• [The records]:
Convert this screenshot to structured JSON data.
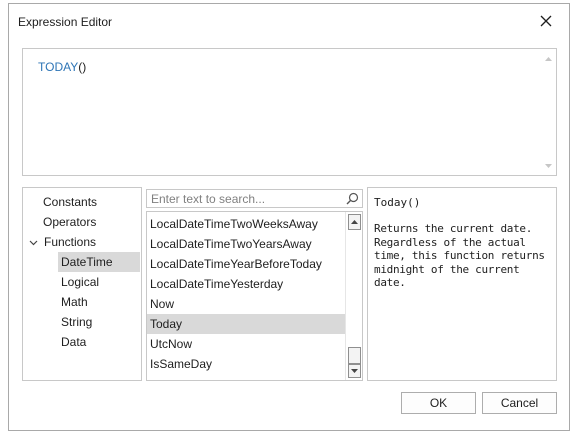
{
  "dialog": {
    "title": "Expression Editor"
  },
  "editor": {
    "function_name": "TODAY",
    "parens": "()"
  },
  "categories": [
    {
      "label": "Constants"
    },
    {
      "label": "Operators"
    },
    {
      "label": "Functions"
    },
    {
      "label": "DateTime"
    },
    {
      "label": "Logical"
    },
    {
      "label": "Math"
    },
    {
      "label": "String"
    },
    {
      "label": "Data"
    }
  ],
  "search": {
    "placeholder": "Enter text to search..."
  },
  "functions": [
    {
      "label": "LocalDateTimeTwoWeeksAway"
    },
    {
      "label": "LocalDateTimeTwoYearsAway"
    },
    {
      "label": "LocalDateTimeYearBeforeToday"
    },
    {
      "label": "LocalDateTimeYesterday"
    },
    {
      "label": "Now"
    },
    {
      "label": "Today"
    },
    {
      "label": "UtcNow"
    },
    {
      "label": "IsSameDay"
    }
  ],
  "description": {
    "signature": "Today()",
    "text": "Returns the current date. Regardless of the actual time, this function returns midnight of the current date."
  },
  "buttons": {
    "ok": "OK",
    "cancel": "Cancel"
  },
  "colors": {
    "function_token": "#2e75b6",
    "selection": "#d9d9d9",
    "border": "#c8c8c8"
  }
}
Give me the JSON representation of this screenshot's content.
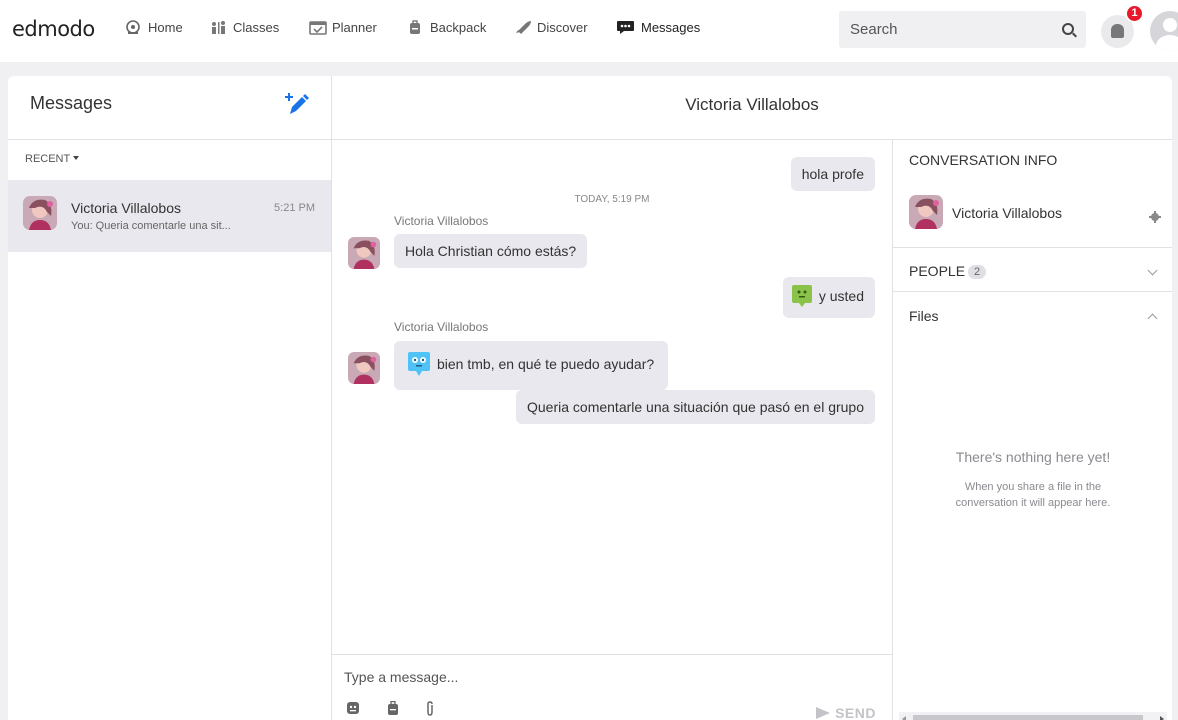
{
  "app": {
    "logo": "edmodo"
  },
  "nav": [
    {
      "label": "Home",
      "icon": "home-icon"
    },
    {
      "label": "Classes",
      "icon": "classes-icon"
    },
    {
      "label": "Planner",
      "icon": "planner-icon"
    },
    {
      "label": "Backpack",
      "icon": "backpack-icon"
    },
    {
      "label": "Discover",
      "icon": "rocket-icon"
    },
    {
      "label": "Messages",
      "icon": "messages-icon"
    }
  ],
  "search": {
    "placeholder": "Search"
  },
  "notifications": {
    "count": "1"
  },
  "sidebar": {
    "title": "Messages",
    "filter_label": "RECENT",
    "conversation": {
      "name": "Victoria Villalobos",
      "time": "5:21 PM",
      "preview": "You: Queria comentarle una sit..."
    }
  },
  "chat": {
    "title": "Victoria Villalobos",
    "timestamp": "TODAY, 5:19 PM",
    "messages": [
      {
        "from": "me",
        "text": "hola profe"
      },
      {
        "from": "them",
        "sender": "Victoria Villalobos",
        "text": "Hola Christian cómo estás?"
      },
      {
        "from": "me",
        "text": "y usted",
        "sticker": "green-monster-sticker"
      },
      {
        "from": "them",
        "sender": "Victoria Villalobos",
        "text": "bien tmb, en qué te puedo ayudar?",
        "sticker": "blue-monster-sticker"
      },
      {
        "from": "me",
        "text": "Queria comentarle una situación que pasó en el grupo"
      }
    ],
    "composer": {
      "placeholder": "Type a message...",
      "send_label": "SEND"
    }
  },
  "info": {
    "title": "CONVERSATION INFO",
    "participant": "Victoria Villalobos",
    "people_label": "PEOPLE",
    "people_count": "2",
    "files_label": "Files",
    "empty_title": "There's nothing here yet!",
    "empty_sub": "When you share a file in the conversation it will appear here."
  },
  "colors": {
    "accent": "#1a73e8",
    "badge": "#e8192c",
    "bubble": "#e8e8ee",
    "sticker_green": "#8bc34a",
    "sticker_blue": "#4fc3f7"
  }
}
* * *
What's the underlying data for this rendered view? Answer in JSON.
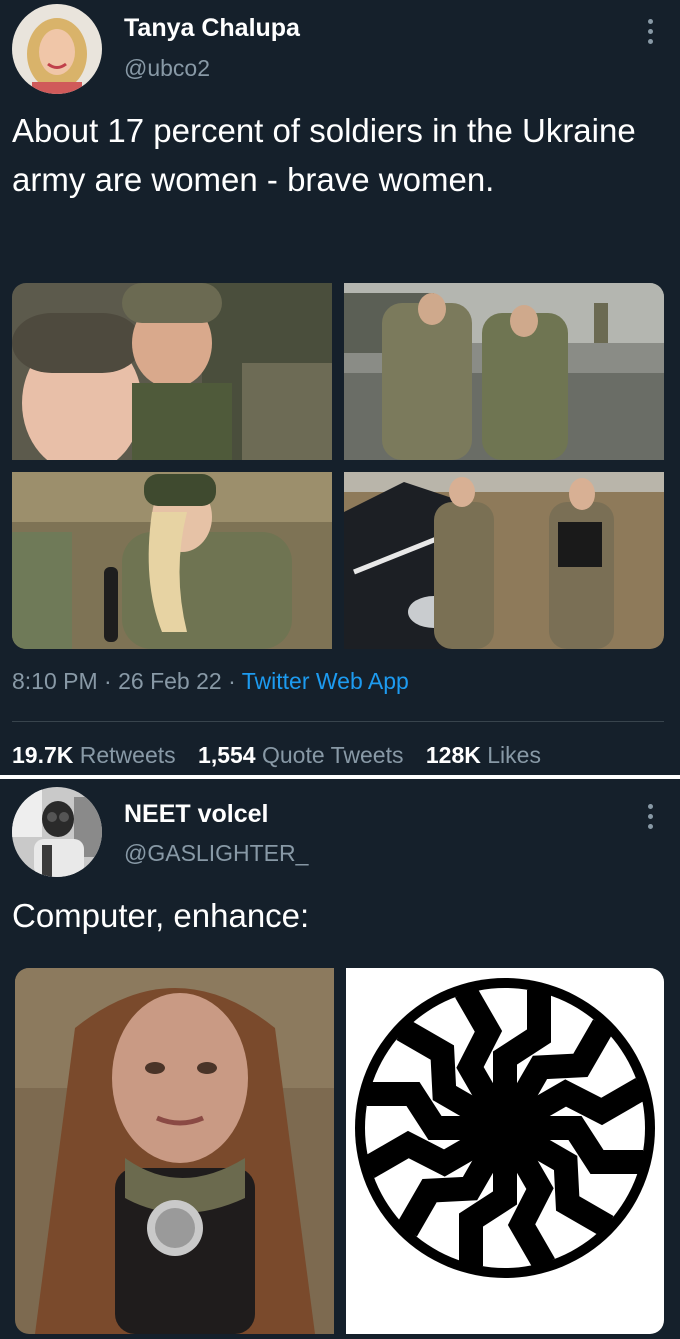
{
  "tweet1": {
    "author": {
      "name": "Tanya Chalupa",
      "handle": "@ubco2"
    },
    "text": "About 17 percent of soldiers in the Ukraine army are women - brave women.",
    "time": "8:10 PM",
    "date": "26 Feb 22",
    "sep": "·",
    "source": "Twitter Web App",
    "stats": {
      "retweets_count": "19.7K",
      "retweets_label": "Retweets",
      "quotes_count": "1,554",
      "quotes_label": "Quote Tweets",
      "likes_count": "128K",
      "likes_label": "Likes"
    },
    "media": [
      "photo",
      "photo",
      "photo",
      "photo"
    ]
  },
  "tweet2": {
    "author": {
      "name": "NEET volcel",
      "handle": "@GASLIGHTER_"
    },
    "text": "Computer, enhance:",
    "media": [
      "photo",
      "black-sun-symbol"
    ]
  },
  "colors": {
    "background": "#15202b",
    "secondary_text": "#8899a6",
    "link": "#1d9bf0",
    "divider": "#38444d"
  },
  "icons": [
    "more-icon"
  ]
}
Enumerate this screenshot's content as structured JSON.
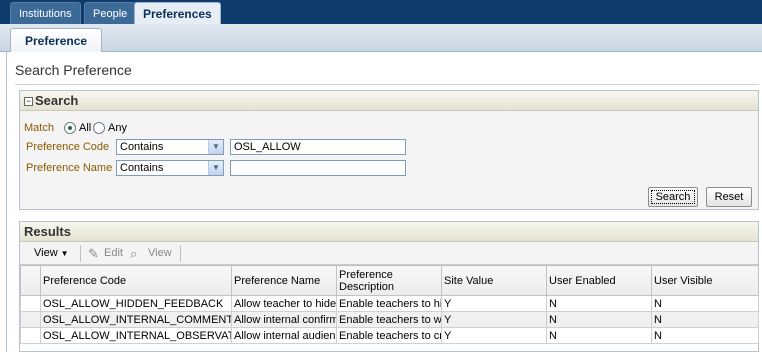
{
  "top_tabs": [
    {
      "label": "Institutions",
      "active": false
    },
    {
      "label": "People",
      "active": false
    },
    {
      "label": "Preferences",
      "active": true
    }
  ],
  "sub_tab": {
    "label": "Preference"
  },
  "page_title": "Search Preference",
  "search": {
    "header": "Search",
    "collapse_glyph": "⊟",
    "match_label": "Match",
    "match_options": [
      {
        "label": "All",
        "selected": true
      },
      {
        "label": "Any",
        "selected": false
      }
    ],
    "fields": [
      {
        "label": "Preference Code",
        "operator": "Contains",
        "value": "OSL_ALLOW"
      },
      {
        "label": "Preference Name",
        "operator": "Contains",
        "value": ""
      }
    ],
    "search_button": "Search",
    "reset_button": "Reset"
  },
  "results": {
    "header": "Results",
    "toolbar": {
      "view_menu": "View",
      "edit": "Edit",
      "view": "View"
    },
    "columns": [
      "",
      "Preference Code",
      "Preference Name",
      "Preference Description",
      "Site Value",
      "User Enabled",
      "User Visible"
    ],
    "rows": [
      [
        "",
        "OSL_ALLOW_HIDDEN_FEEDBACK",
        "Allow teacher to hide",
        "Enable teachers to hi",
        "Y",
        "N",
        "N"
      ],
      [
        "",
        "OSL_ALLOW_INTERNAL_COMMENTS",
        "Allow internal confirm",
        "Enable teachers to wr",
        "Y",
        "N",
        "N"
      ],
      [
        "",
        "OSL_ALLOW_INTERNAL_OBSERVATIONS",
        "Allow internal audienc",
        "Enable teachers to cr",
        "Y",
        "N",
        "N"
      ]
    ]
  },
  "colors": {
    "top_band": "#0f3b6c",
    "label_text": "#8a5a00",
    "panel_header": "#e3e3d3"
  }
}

• [What the task asks]:
Pick out, from the lines above, every one that contains the string "Victoria".

• [Task result]:
      "name": "Victoria Villalobos",
    "title": "Victoria Villalobos",
        "sender": "Victoria Villalobos",
        "sender": "Victoria Villalobos",
    "participant": "Victoria Villalobos",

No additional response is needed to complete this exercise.